Ejercicio escrito A: Transcribe completo el texto para leer, sin alterar nada.

Texto para leer:
# # #

La motivación se encontraba todavía en estado laxo, embargada por un miedo auténtico ante lo desconocido. Como el clima invernal y las bajas temperaturas. Un día amanecía convencida de mis fortalezas físicas y mentales, pero al siguiente volvía a caer dentro de la misma incertidumbre. Presa de dudas exacerbadas, venida a menos, me creía incapaz de poseer la voluntad necesaria para afrontar todo aquello. Como al escritor de una historia cuya inspiración no alcanzaba para un suspiro y dos o tres líneas diarias le demostraban lo patético de su acción mental, de manera semejante, la inspiración para cumplir un deseo de aquella envergadura me abandonaba por intervalos; y cuando sucedía dejaba los cabos sueltos, y yo en medio de la trama como un muñeco a quien se le estaba agotando la carga. Atrapada en la mazmorra indefinida de mis dudas, los días, las semanas y los meses se sucedían y se iban desgastando; junto a ellos, las estaciones de lluvia y verano, sin atrapar la energía beta que seda y tranquiliza la actividad de los cerebros y los corazones. Otra clase de descarga vino en mi ayuda y pudo estremecer mi fuero interno más recóndito, sacándome de la zona de confort donde me situé por largos años en detrimento de mi propio espíritu imaginativo.
De manera anticipada, mi hija Lara, antes de llevarme a tierras lejanas, donde habitan estos seres curiosos llamados germanos, debía hacerme experimentar el frío en un grado menos superlativo, donde podía analizar posibles riesgos y alteraciones en mi salud. Lo planeó cuidadosamente y al detalle, y con esta carta de viaje arribó a Cartagena un hermoso día de noviembre.
Con este plan preconcebido arrancamos hacia Bogotá tiempo después, con el fin de aclimatarnos en un tour de pocos días.

# # #

Entradas proporcionadas:
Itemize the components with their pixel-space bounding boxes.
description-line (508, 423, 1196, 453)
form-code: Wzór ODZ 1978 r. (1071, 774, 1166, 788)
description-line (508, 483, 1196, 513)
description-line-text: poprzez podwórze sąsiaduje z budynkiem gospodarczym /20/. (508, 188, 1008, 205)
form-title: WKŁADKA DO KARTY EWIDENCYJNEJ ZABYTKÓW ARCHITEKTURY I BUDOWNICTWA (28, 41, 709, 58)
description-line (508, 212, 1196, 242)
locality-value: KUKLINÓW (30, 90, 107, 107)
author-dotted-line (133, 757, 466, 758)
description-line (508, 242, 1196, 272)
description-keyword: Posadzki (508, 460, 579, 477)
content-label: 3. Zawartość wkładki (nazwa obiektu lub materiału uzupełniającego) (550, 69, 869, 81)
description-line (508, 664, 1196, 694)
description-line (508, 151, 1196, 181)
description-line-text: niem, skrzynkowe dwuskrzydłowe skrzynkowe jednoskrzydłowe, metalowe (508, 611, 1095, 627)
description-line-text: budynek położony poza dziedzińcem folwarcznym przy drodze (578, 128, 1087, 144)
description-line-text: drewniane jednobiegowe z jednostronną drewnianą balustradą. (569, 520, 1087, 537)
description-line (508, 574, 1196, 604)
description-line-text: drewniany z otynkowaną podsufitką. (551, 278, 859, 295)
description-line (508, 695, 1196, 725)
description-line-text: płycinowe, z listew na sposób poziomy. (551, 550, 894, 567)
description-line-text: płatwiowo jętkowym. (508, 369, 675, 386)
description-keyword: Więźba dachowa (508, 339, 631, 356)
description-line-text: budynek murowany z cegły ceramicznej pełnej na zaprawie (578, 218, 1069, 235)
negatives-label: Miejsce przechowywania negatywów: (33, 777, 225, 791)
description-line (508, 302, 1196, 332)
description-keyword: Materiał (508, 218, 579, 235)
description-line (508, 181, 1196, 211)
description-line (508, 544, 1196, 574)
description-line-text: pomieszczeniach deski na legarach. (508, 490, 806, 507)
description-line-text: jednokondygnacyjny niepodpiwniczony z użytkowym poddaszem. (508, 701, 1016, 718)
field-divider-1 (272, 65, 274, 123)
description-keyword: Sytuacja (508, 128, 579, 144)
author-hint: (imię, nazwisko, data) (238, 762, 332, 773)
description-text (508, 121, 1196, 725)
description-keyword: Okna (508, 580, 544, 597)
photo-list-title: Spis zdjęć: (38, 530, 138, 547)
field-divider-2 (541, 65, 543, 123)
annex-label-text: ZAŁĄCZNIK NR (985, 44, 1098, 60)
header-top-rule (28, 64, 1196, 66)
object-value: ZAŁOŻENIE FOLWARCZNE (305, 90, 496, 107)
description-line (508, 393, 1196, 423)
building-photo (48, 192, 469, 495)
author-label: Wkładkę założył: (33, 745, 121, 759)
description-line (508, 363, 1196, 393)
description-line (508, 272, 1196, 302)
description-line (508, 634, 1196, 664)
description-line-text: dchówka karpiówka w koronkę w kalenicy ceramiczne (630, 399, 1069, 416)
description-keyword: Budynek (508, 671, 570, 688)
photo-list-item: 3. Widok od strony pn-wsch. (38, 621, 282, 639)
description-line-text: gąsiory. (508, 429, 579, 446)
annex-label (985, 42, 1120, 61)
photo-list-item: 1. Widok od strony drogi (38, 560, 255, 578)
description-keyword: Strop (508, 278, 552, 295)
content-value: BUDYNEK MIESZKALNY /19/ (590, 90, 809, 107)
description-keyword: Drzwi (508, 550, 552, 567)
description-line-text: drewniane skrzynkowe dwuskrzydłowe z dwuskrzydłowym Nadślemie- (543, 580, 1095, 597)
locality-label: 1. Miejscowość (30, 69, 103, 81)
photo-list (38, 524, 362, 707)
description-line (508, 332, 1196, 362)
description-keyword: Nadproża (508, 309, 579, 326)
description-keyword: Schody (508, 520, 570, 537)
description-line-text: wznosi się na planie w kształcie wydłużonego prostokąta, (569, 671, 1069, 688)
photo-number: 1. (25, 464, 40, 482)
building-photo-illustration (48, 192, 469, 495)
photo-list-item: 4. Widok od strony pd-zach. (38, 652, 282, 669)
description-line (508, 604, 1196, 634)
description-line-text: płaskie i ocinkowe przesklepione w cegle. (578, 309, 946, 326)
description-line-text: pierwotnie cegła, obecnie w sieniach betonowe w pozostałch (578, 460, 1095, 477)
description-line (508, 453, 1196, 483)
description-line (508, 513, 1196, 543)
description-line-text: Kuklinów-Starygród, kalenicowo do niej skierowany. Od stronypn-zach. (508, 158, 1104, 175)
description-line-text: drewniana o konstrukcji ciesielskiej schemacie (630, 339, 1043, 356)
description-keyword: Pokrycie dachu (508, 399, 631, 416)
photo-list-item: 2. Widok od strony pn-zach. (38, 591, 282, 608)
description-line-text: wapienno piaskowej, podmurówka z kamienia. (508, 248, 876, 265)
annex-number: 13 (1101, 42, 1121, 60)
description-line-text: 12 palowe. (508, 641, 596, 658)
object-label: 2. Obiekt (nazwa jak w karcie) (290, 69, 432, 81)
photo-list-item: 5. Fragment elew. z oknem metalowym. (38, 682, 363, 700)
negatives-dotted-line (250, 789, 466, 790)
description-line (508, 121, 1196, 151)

# # #

Ejercicio escrito B: Convierte en una lista numerada las líneas del listado que van desde su comienzo hasta la línea que contiene "locality-value: KUKLINÓW (30, 90, 107, 107)", ambas incluidas. Omite las líneas en blanco.

Respuesta final A:
La motivación se encontraba todavía en estado laxo, embargada por un miedo auténtico ante lo desconocido. Como el clima invernal y las bajas temperaturas. Un día amanecía convencida de mis fortalezas físicas y mentales, pero al siguiente volvía a caer dentro de la misma incertidumbre. Presa de dudas exacerbadas, venida a menos, me creía incapaz de poseer la voluntad necesaria para afrontar todo aquello. Como al escritor de una historia cuya inspiración no alcanzaba para un suspiro y dos o tres líneas diarias le demostraban lo patético de su acción mental, de manera semejante, la inspiración para cumplir un deseo de aquella envergadura me abandonaba por intervalos; y cuando sucedía dejaba los cabos sueltos, y yo en medio de la trama como un muñeco a quien se le estaba agotando la carga. Atrapada en la mazmorra indefinida de mis dudas, los días, las semanas y los meses se sucedían y se iban desgastando; junto a ellos, las estaciones de lluvia y verano, sin atrapar la energía beta que seda y tranquiliza la actividad de los cerebros y los corazones. Otra clase de descarga vino en mi ayuda y pudo estremecer mi fuero interno más recóndito, sacándome de la zona de confort donde me situé por largos años en detrimento de mi propio espíritu imaginativo.
De manera anticipada, mi hija Lara, antes de llevarme a tierras lejanas, donde habitan estos seres curiosos llamados germanos, debía hacerme experimentar el frío en un grado menos superlativo, donde podía analizar posibles riesgos y alteraciones en mi salud. Lo planeó cuidadosamente y al detalle, y con esta carta de viaje arribó a Cartagena un hermoso día de noviembre.
Con este plan preconcebido arrancamos hacia Bogotá tiempo después, con el fin de aclimatarnos en un tour de pocos días.

Respuesta final B:
1. Itemize the components with their pixel-space bounding boxes.
2. description-line (508, 423, 1196, 453)
3. form-code: Wzór ODZ 1978 r. (1071, 774, 1166, 788)
4. description-line (508, 483, 1196, 513)
5. description-line-text: poprzez podwórze sąsiaduje z budynkiem gospodarczym /20/. (508, 188, 1008, 205)
6. form-title: WKŁADKA DO KARTY EWIDENCYJNEJ ZABYTKÓW ARCHITEKTURY I BUDOWNICTWA (28, 41, 709, 58)
7. description-line (508, 212, 1196, 242)
8. locality-value: KUKLINÓW (30, 90, 107, 107)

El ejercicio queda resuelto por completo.